▶ **Given exercise**
Output every line below without omitting or altering anything.

A block of data
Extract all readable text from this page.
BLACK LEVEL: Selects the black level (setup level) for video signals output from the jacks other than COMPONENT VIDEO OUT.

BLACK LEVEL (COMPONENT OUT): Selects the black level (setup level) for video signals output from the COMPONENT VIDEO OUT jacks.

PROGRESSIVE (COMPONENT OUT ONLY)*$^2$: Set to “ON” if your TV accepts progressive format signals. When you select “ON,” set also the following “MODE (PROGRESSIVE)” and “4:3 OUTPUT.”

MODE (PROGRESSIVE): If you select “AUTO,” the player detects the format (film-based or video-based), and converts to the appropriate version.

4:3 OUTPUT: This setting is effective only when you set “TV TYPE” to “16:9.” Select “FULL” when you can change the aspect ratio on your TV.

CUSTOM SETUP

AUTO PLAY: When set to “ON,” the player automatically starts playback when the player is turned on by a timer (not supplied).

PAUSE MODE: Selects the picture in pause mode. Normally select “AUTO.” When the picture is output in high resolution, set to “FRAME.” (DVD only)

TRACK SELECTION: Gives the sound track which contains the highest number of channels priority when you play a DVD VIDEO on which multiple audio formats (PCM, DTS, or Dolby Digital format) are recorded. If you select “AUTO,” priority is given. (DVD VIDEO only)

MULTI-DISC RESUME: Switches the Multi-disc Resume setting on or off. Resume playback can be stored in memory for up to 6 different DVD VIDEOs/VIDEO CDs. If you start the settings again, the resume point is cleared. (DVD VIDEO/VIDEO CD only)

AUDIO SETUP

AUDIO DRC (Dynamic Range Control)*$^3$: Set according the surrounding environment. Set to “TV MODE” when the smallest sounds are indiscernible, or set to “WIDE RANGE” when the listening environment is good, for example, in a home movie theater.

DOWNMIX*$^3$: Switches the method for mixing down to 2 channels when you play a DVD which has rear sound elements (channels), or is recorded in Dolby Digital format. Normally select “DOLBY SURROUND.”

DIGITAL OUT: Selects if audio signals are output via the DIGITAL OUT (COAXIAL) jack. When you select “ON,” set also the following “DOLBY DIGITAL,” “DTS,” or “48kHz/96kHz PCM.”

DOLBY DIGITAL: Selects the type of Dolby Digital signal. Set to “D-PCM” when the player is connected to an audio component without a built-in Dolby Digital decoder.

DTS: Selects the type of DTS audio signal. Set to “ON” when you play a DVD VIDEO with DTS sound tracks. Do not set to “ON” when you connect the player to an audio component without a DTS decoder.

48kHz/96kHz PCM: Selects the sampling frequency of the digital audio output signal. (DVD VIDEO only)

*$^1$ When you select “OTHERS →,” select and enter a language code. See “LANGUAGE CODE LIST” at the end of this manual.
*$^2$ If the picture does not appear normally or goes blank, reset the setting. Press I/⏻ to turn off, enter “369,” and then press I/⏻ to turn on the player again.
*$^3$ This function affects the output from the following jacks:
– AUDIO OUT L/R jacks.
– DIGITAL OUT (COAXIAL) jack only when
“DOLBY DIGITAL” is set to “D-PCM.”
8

▶ **Solution to this task**
Extract all readable text from this page.
BLACK LEVEL: Selects the black level (setup level) for video signals output from the jacks other than COMPONENT VIDEO OUT.

BLACK LEVEL (COMPONENT OUT): Selects the black level (setup level) for video signals output from the COMPONENT VIDEO OUT jacks.

PROGRESSIVE (COMPONENT OUT ONLY)*$^2$: Set to “ON” if your TV accepts progressive format signals. When you select “ON,” set also the following “MODE (PROGRESSIVE)” and “4:3 OUTPUT.”

MODE (PROGRESSIVE): If you select “AUTO,” the player detects the format (film-based or video-based), and converts to the appropriate version.

4:3 OUTPUT: This setting is effective only when you set “TV TYPE” to “16:9.” Select “FULL” when you can change the aspect ratio on your TV.

CUSTOM SETUP

AUTO PLAY: When set to “ON,” the player automatically starts playback when the player is turned on by a timer (not supplied).

PAUSE MODE: Selects the picture in pause mode. Normally select “AUTO.” When the picture is output in high resolution, set to “FRAME.” (DVD only)

TRACK SELECTION: Gives the sound track which contains the highest number of channels priority when you play a DVD VIDEO on which multiple audio formats (PCM, DTS, or Dolby Digital format) are recorded. If you select “AUTO,” priority is given. (DVD VIDEO only)

MULTI-DISC RESUME: Switches the Multi-disc Resume setting on or off. Resume playback can be stored in memory for up to 6 different DVD VIDEOs/VIDEO CDs. If you start the settings again, the resume point is cleared. (DVD VIDEO/VIDEO CD only)

AUDIO SETUP

AUDIO DRC (Dynamic Range Control)*$^3$: Set according the surrounding environment. Set to “TV MODE” when the smallest sounds are indiscernible, or set to “WIDE RANGE” when the listening environment is good, for example, in a home movie theater.

DOWNMIX*$^3$: Switches the method for mixing down to 2 channels when you play a DVD which has rear sound elements (channels), or is recorded in Dolby Digital format. Normally select “DOLBY SURROUND.”

DIGITAL OUT: Selects if audio signals are output via the DIGITAL OUT (COAXIAL) jack. When you select “ON,” set also the following “DOLBY DIGITAL,” “DTS,” or “48kHz/96kHz PCM.”

DOLBY DIGITAL: Selects the type of Dolby Digital signal. Set to “D-PCM” when the player is connected to an audio component without a built-in Dolby Digital decoder.

DTS: Selects the type of DTS audio signal. Set to “ON” when you play a DVD VIDEO with DTS sound tracks. Do not set to “ON” when you connect the player to an audio component without a DTS decoder.

48kHz/96kHz PCM: Selects the sampling frequency of the digital audio output signal. (DVD VIDEO only)

*$^1$ When you select “OTHERS →,” select and enter a language code. See “LANGUAGE CODE LIST” at the end of this manual.
*$^2$ If the picture does not appear normally or goes blank, reset the setting. Press I/⏻ to turn off, enter “369,” and then press I/⏻ to turn on the player again.
*$^3$ This function affects the output from the following jacks:
– AUDIO OUT L/R jacks.
– DIGITAL OUT (COAXIAL) jack only when
“DOLBY DIGITAL” is set to “D-PCM.”
8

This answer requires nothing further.